Without including any pictures, write out the listing below exactly.

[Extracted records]
++++

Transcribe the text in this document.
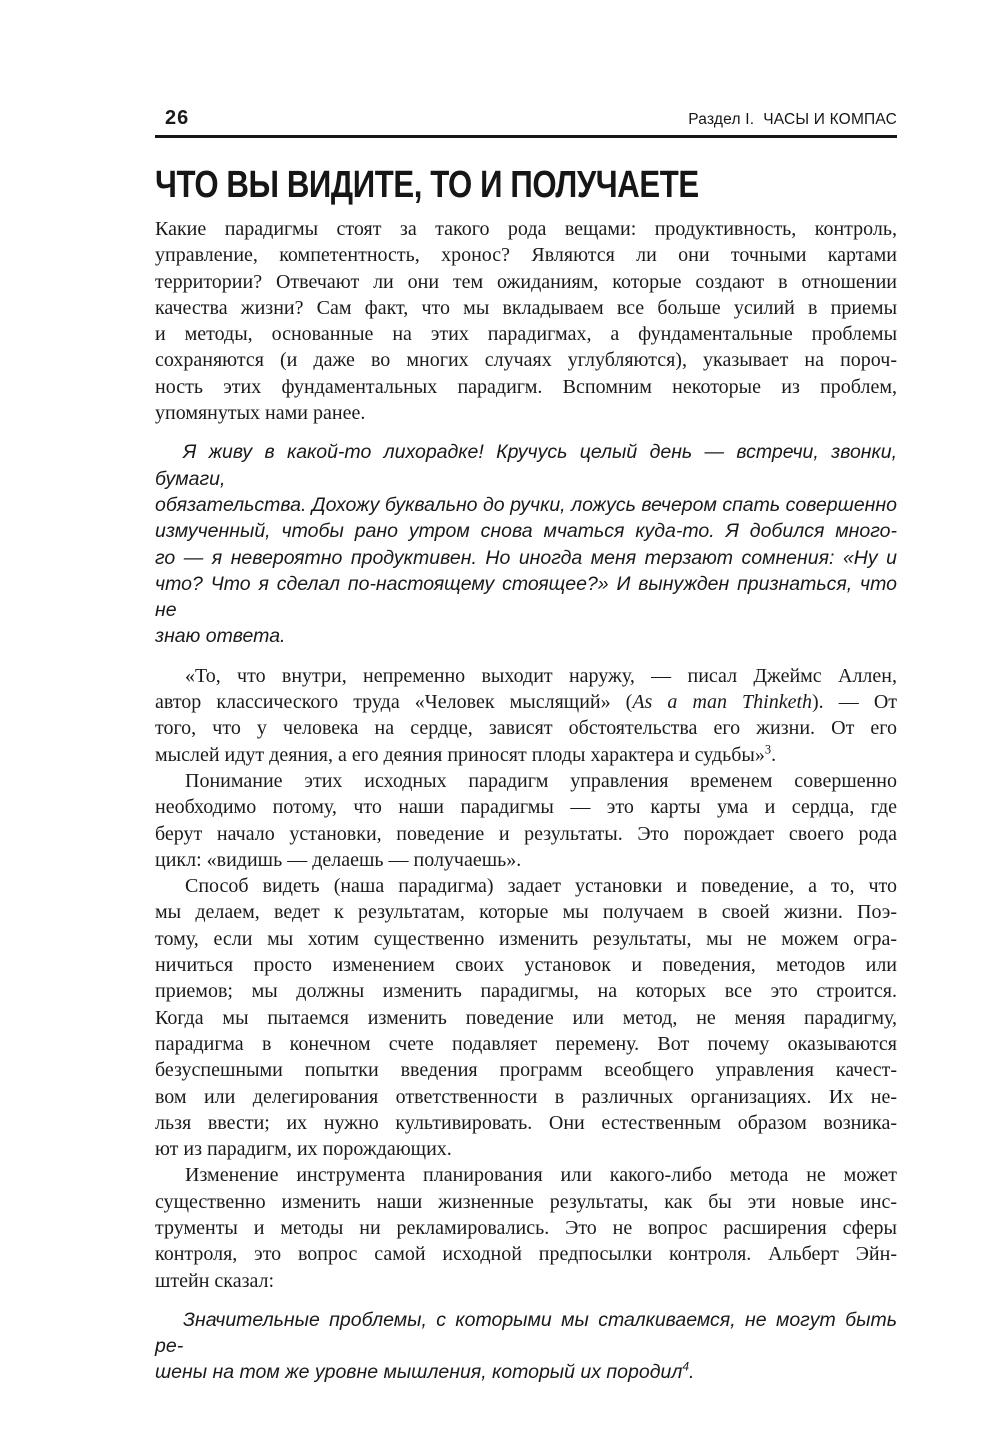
26	Раздел I. ЧАСЫ И КОМПАС
ЧТО ВЫ ВИДИТЕ, ТО И ПОЛУЧАЕТЕ
Какие парадигмы стоят за такого рода вещами: продуктивность, контроль,
управление, компетентность, хронос? Являются ли они точными картами
территории? Отвечают ли они тем ожиданиям, которые создают в отношении
качества жизни? Сам факт, что мы вкладываем все больше усилий в приемы
и методы, основанные на этих парадигмах, а фундаментальные проблемы
сохраняются (и даже во многих случаях углубляются), указывает на пороч-
ность этих фундаментальных парадигм. Вспомним некоторые из проблем,
упомянутых нами ранее.
Я живу в какой-то лихорадке! Кручусь целый день — встречи, звонки, бумаги,
обязательства. Дохожу буквально до ручки, ложусь вечером спать совершенно
измученный, чтобы рано утром снова мчаться куда-то. Я добился много-
го — я невероятно продуктивен. Но иногда меня терзают сомнения: «Ну и
что? Что я сделал по-настоящему стоящее?» И вынужден признаться, что не
знаю ответа.
«То, что внутри, непременно выходит наружу, — писал Джеймс Аллен,
автор классического труда «Человек мыслящий» (As a man Thinketh). — От
того, что у человека на сердце, зависят обстоятельства его жизни. От его
мыслей идут деяния, а его деяния приносят плоды характера и судьбы»$^3$.
Понимание этих исходных парадигм управления временем совершенно
необходимо потому, что наши парадигмы — это карты ума и сердца, где
берут начало установки, поведение и результаты. Это порождает своего рода
цикл: «видишь — делаешь — получаешь».
Способ видеть (наша парадигма) задает установки и поведение, а то, что
мы делаем, ведет к результатам, которые мы получаем в своей жизни. Поэ-
тому, если мы хотим существенно изменить результаты, мы не можем огра-
ничиться просто изменением своих установок и поведения, методов или
приемов; мы должны изменить парадигмы, на которых все это строится.
Когда мы пытаемся изменить поведение или метод, не меняя парадигму,
парадигма в конечном счете подавляет перемену. Вот почему оказываются
безуспешными попытки введения программ всеобщего управления качест-
вом или делегирования ответственности в различных организациях. Их не-
льзя ввести; их нужно культивировать. Они естественным образом возника-
ют из парадигм, их порождающих.
Изменение инструмента планирования или какого-либо метода не может
существенно изменить наши жизненные результаты, как бы эти новые инс-
трументы и методы ни рекламировались. Это не вопрос расширения сферы
контроля, это вопрос самой исходной предпосылки контроля. Альберт Эйн-
штейн сказал:
Значительные проблемы, с которыми мы сталкиваемся, не могут быть ре-
шены на том же уровне мышления, который их породил$^4$.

++++

Reply:
Transcribe the text in this document.
26	Раздел I. ЧАСЫ И КОМПАС
ЧТО ВЫ ВИДИТЕ, ТО И ПОЛУЧАЕТЕ
Какие парадигмы стоят за такого рода вещами: продуктивность, контроль,
управление, компетентность, хронос? Являются ли они точными картами
территории? Отвечают ли они тем ожиданиям, которые создают в отношении
качества жизни? Сам факт, что мы вкладываем все больше усилий в приемы
и методы, основанные на этих парадигмах, а фундаментальные проблемы
сохраняются (и даже во многих случаях углубляются), указывает на пороч-
ность этих фундаментальных парадигм. Вспомним некоторые из проблем,
упомянутых нами ранее.
Я живу в какой-то лихорадке! Кручусь целый день — встречи, звонки, бумаги,
обязательства. Дохожу буквально до ручки, ложусь вечером спать совершенно
измученный, чтобы рано утром снова мчаться куда-то. Я добился много-
го — я невероятно продуктивен. Но иногда меня терзают сомнения: «Ну и
что? Что я сделал по-настоящему стоящее?» И вынужден признаться, что не
знаю ответа.
«То, что внутри, непременно выходит наружу, — писал Джеймс Аллен,
автор классического труда «Человек мыслящий» (As a man Thinketh). — От
того, что у человека на сердце, зависят обстоятельства его жизни. От его
мыслей идут деяния, а его деяния приносят плоды характера и судьбы»$^3$.
Понимание этих исходных парадигм управления временем совершенно
необходимо потому, что наши парадигмы — это карты ума и сердца, где
берут начало установки, поведение и результаты. Это порождает своего рода
цикл: «видишь — делаешь — получаешь».
Способ видеть (наша парадигма) задает установки и поведение, а то, что
мы делаем, ведет к результатам, которые мы получаем в своей жизни. Поэ-
тому, если мы хотим существенно изменить результаты, мы не можем огра-
ничиться просто изменением своих установок и поведения, методов или
приемов; мы должны изменить парадигмы, на которых все это строится.
Когда мы пытаемся изменить поведение или метод, не меняя парадигму,
парадигма в конечном счете подавляет перемену. Вот почему оказываются
безуспешными попытки введения программ всеобщего управления качест-
вом или делегирования ответственности в различных организациях. Их не-
льзя ввести; их нужно культивировать. Они естественным образом возника-
ют из парадигм, их порождающих.
Изменение инструмента планирования или какого-либо метода не может
существенно изменить наши жизненные результаты, как бы эти новые инс-
трументы и методы ни рекламировались. Это не вопрос расширения сферы
контроля, это вопрос самой исходной предпосылки контроля. Альберт Эйн-
штейн сказал:
Значительные проблемы, с которыми мы сталкиваемся, не могут быть ре-
шены на том же уровне мышления, который их породил$^4$.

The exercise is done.